▼

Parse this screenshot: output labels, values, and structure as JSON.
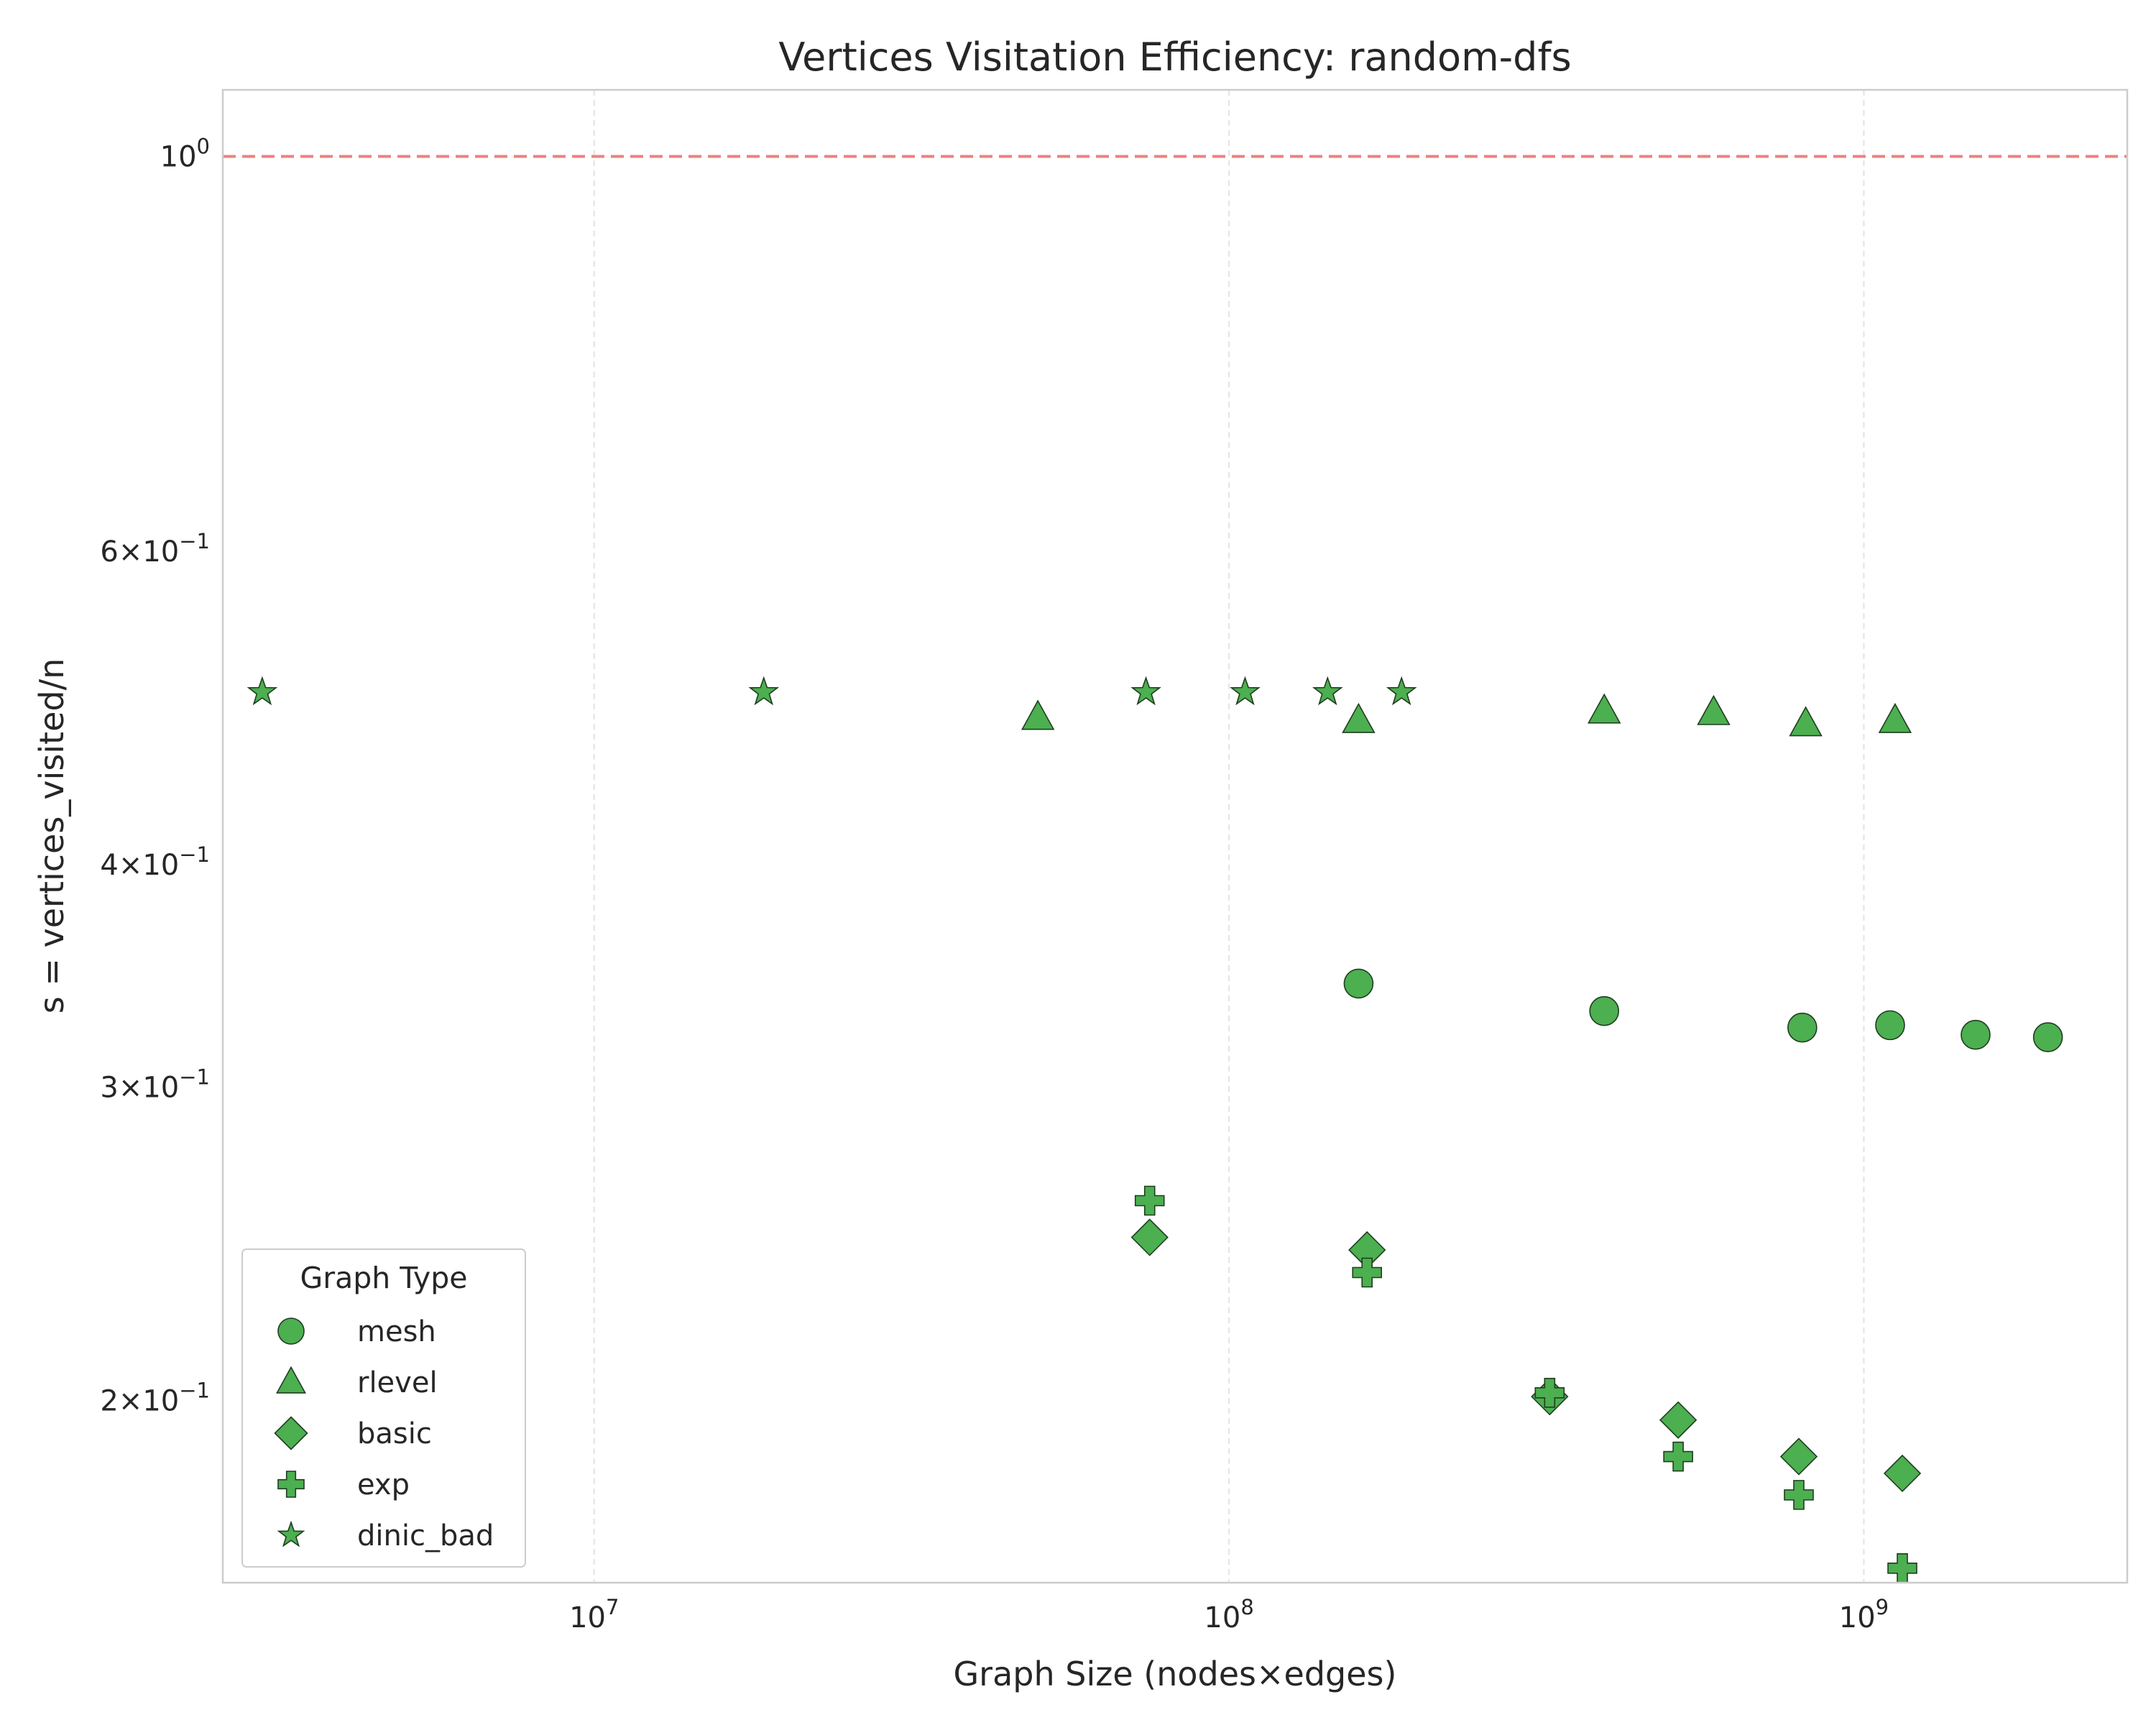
{
  "chart_data": {
    "type": "scatter",
    "title": "Vertices Visitation Efficiency: random-dfs",
    "xlabel": "Graph Size (nodes×edges)",
    "ylabel": "s = vertices_visited/n",
    "xscale": "log",
    "yscale": "log",
    "xlim": [
      2600000,
      2600000000
    ],
    "ylim": [
      0.158,
      1.09
    ],
    "grid": "x-only dashed",
    "x_ticks": [
      {
        "value": 10000000,
        "base": "10",
        "exp": "7"
      },
      {
        "value": 100000000,
        "base": "10",
        "exp": "8"
      },
      {
        "value": 1000000000,
        "base": "10",
        "exp": "9"
      }
    ],
    "y_ticks": [
      {
        "value": 1.0,
        "base": "10",
        "exp": "0"
      },
      {
        "value": 0.6,
        "base": "6×10",
        "exp": "−1"
      },
      {
        "value": 0.4,
        "base": "4×10",
        "exp": "−1"
      },
      {
        "value": 0.3,
        "base": "3×10",
        "exp": "−1"
      },
      {
        "value": 0.2,
        "base": "2×10",
        "exp": "−1"
      }
    ],
    "reference_line": {
      "y": 1.0,
      "color": "#f08080",
      "style": "dashed"
    },
    "marker_color": "#4caf50",
    "marker_edge": "#1f3d1f",
    "legend": {
      "title": "Graph Type",
      "position": "lower-left"
    },
    "series": [
      {
        "name": "mesh",
        "marker": "circle",
        "points": [
          [
            160000000,
            0.343
          ],
          [
            390000000,
            0.331
          ],
          [
            800000000,
            0.324
          ],
          [
            1100000000,
            0.325
          ],
          [
            1500000000,
            0.321
          ],
          [
            1950000000,
            0.32
          ]
        ]
      },
      {
        "name": "rlevel",
        "marker": "triangle",
        "points": [
          [
            50000000,
            0.484
          ],
          [
            160000000,
            0.482
          ],
          [
            390000000,
            0.488
          ],
          [
            580000000,
            0.487
          ],
          [
            810000000,
            0.48
          ],
          [
            1120000000,
            0.482
          ]
        ]
      },
      {
        "name": "basic",
        "marker": "diamond",
        "points": [
          [
            75000000,
            0.247
          ],
          [
            165000000,
            0.243
          ],
          [
            320000000,
            0.201
          ],
          [
            510000000,
            0.195
          ],
          [
            790000000,
            0.186
          ],
          [
            1150000000,
            0.182
          ]
        ]
      },
      {
        "name": "exp",
        "marker": "plus",
        "points": [
          [
            75000000,
            0.259
          ],
          [
            165000000,
            0.236
          ],
          [
            320000000,
            0.202
          ],
          [
            510000000,
            0.186
          ],
          [
            790000000,
            0.177
          ],
          [
            1150000000,
            0.161
          ]
        ]
      },
      {
        "name": "dinic_bad",
        "marker": "star",
        "points": [
          [
            3000000,
            0.5
          ],
          [
            18500000,
            0.5
          ],
          [
            74000000,
            0.5
          ],
          [
            106000000,
            0.5
          ],
          [
            143000000,
            0.5
          ],
          [
            187000000,
            0.5
          ]
        ]
      }
    ]
  }
}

▲

→ Do this: Copy all lines from the material that contain "title".

→ Finished answer:
    "title": "Vertices Visitation Efficiency: random-dfs",
      "title": "Graph Type",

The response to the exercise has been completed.